● What you will do: Please reproduce every line of the records below word for word.

── Supplied records

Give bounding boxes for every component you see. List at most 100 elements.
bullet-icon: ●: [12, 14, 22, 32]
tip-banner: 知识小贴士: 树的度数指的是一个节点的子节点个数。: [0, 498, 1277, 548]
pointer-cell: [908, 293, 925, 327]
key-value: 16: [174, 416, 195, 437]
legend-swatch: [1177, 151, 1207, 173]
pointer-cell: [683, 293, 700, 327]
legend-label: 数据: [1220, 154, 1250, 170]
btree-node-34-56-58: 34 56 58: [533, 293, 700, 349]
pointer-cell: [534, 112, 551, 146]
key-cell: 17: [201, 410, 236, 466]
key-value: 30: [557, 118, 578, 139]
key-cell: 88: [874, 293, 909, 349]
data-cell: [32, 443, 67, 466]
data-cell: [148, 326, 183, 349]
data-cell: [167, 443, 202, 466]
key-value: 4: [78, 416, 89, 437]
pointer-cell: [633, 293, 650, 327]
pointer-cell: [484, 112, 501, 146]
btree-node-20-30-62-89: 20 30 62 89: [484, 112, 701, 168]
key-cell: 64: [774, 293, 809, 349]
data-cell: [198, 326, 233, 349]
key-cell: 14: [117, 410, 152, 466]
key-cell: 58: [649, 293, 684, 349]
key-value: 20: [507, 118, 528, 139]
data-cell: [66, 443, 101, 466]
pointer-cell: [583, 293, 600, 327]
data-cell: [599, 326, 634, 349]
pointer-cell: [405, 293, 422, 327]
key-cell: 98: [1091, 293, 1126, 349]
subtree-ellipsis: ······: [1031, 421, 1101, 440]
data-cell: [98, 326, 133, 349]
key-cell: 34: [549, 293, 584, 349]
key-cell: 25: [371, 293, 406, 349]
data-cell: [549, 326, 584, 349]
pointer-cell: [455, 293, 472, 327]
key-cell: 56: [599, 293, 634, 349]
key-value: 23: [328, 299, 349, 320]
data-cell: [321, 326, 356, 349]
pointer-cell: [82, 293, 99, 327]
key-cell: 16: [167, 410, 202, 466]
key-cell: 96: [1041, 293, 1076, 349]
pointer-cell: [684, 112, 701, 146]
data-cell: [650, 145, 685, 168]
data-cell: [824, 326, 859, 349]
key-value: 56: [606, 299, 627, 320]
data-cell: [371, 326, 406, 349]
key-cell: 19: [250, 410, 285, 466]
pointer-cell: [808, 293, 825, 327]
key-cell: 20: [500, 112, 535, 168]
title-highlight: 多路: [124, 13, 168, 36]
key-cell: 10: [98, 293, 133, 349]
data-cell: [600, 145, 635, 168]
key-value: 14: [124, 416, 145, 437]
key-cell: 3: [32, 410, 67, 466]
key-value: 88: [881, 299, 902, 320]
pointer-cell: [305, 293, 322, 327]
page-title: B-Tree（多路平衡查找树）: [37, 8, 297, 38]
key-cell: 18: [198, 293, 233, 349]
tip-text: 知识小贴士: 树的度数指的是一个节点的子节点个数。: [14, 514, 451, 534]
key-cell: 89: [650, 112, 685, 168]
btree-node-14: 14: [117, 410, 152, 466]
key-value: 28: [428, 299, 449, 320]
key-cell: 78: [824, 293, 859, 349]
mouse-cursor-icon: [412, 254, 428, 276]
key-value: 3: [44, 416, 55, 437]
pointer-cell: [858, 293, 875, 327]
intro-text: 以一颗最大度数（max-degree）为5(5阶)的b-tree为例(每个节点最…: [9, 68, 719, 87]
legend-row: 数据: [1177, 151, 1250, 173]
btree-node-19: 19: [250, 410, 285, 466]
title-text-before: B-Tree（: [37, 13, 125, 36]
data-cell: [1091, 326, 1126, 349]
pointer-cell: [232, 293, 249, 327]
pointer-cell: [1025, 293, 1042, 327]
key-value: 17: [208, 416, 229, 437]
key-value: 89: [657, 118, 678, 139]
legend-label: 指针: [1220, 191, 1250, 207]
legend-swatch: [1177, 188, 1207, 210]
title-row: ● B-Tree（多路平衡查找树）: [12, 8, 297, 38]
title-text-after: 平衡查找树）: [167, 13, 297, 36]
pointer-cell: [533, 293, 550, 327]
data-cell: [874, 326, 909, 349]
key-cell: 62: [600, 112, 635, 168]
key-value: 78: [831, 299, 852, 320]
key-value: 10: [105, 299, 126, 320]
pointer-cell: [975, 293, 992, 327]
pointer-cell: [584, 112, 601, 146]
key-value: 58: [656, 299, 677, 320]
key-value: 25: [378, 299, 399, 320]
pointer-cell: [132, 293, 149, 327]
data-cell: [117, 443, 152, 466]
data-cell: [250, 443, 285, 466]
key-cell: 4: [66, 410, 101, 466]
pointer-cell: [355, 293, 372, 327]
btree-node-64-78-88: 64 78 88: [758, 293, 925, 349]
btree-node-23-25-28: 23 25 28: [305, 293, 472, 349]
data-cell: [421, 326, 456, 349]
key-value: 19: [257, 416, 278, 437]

────

● Written response:
Give bounding boxes for every component you see. List at most 100 elements.
bullet-icon: ●: [12, 14, 22, 32]
tip-banner: 知识小贴士: 树的度数指的是一个节点的子节点个数。: [0, 498, 1277, 548]
pointer-cell: [908, 293, 925, 327]
key-value: 16: [174, 416, 195, 437]
legend-swatch: [1177, 151, 1207, 173]
pointer-cell: [683, 293, 700, 327]
legend-label: 数据: [1220, 154, 1250, 170]
btree-node-34-56-58: 34 56 58: [533, 293, 700, 349]
pointer-cell: [534, 112, 551, 146]
key-cell: 17: [201, 410, 236, 466]
key-value: 30: [557, 118, 578, 139]
key-cell: 88: [874, 293, 909, 349]
data-cell: [32, 443, 67, 466]
data-cell: [148, 326, 183, 349]
data-cell: [167, 443, 202, 466]
key-value: 4: [78, 416, 89, 437]
pointer-cell: [633, 293, 650, 327]
pointer-cell: [484, 112, 501, 146]
btree-node-20-30-62-89: 20 30 62 89: [484, 112, 701, 168]
key-cell: 64: [774, 293, 809, 349]
data-cell: [198, 326, 233, 349]
key-cell: 14: [117, 410, 152, 466]
key-cell: 58: [649, 293, 684, 349]
key-value: 20: [507, 118, 528, 139]
data-cell: [66, 443, 101, 466]
pointer-cell: [583, 293, 600, 327]
data-cell: [599, 326, 634, 349]
pointer-cell: [405, 293, 422, 327]
key-cell: 98: [1091, 293, 1126, 349]
subtree-ellipsis: ······: [1031, 421, 1101, 440]
data-cell: [98, 326, 133, 349]
key-cell: 34: [549, 293, 584, 349]
key-cell: 25: [371, 293, 406, 349]
data-cell: [549, 326, 584, 349]
pointer-cell: [455, 293, 472, 327]
key-cell: 56: [599, 293, 634, 349]
key-value: 23: [328, 299, 349, 320]
data-cell: [321, 326, 356, 349]
pointer-cell: [82, 293, 99, 327]
key-cell: 16: [167, 410, 202, 466]
key-cell: 96: [1041, 293, 1076, 349]
pointer-cell: [684, 112, 701, 146]
data-cell: [650, 145, 685, 168]
data-cell: [824, 326, 859, 349]
key-value: 56: [606, 299, 627, 320]
data-cell: [371, 326, 406, 349]
key-cell: 19: [250, 410, 285, 466]
pointer-cell: [808, 293, 825, 327]
key-cell: 20: [500, 112, 535, 168]
title-highlight: 多路: [124, 13, 168, 36]
key-cell: 10: [98, 293, 133, 349]
data-cell: [600, 145, 635, 168]
key-value: 14: [124, 416, 145, 437]
key-cell: 3: [32, 410, 67, 466]
key-value: 88: [881, 299, 902, 320]
pointer-cell: [305, 293, 322, 327]
page-title: B-Tree（多路平衡查找树）: [37, 8, 297, 38]
key-cell: 18: [198, 293, 233, 349]
tip-text: 知识小贴士: 树的度数指的是一个节点的子节点个数。: [14, 514, 451, 534]
key-cell: 89: [650, 112, 685, 168]
btree-node-14: 14: [117, 410, 152, 466]
key-value: 28: [428, 299, 449, 320]
key-cell: 78: [824, 293, 859, 349]
mouse-cursor-icon: [412, 254, 428, 276]
key-value: 3: [44, 416, 55, 437]
pointer-cell: [858, 293, 875, 327]
intro-text: 以一颗最大度数（max-degree）为5(5阶)的b-tree为例(每个节点最…: [9, 68, 719, 87]
legend-row: 数据: [1177, 151, 1250, 173]
btree-node-19: 19: [250, 410, 285, 466]
title-text-before: B-Tree（: [37, 13, 125, 36]
data-cell: [1091, 326, 1126, 349]
pointer-cell: [232, 293, 249, 327]
pointer-cell: [1025, 293, 1042, 327]
key-value: 17: [208, 416, 229, 437]
key-value: 89: [657, 118, 678, 139]
legend-label: 指针: [1220, 191, 1250, 207]
legend-swatch: [1177, 188, 1207, 210]
title-row: ● B-Tree（多路平衡查找树）: [12, 8, 297, 38]
title-text-after: 平衡查找树）: [167, 13, 297, 36]
pointer-cell: [533, 293, 550, 327]
data-cell: [874, 326, 909, 349]
key-cell: 62: [600, 112, 635, 168]
key-value: 78: [831, 299, 852, 320]
key-value: 10: [105, 299, 126, 320]
pointer-cell: [975, 293, 992, 327]
pointer-cell: [584, 112, 601, 146]
key-value: 58: [656, 299, 677, 320]
key-value: 25: [378, 299, 399, 320]
pointer-cell: [132, 293, 149, 327]
data-cell: [117, 443, 152, 466]
data-cell: [250, 443, 285, 466]
key-cell: 4: [66, 410, 101, 466]
pointer-cell: [355, 293, 372, 327]
btree-node-64-78-88: 64 78 88: [758, 293, 925, 349]
btree-node-23-25-28: 23 25 28: [305, 293, 472, 349]
data-cell: [421, 326, 456, 349]
key-value: 19: [257, 416, 278, 437]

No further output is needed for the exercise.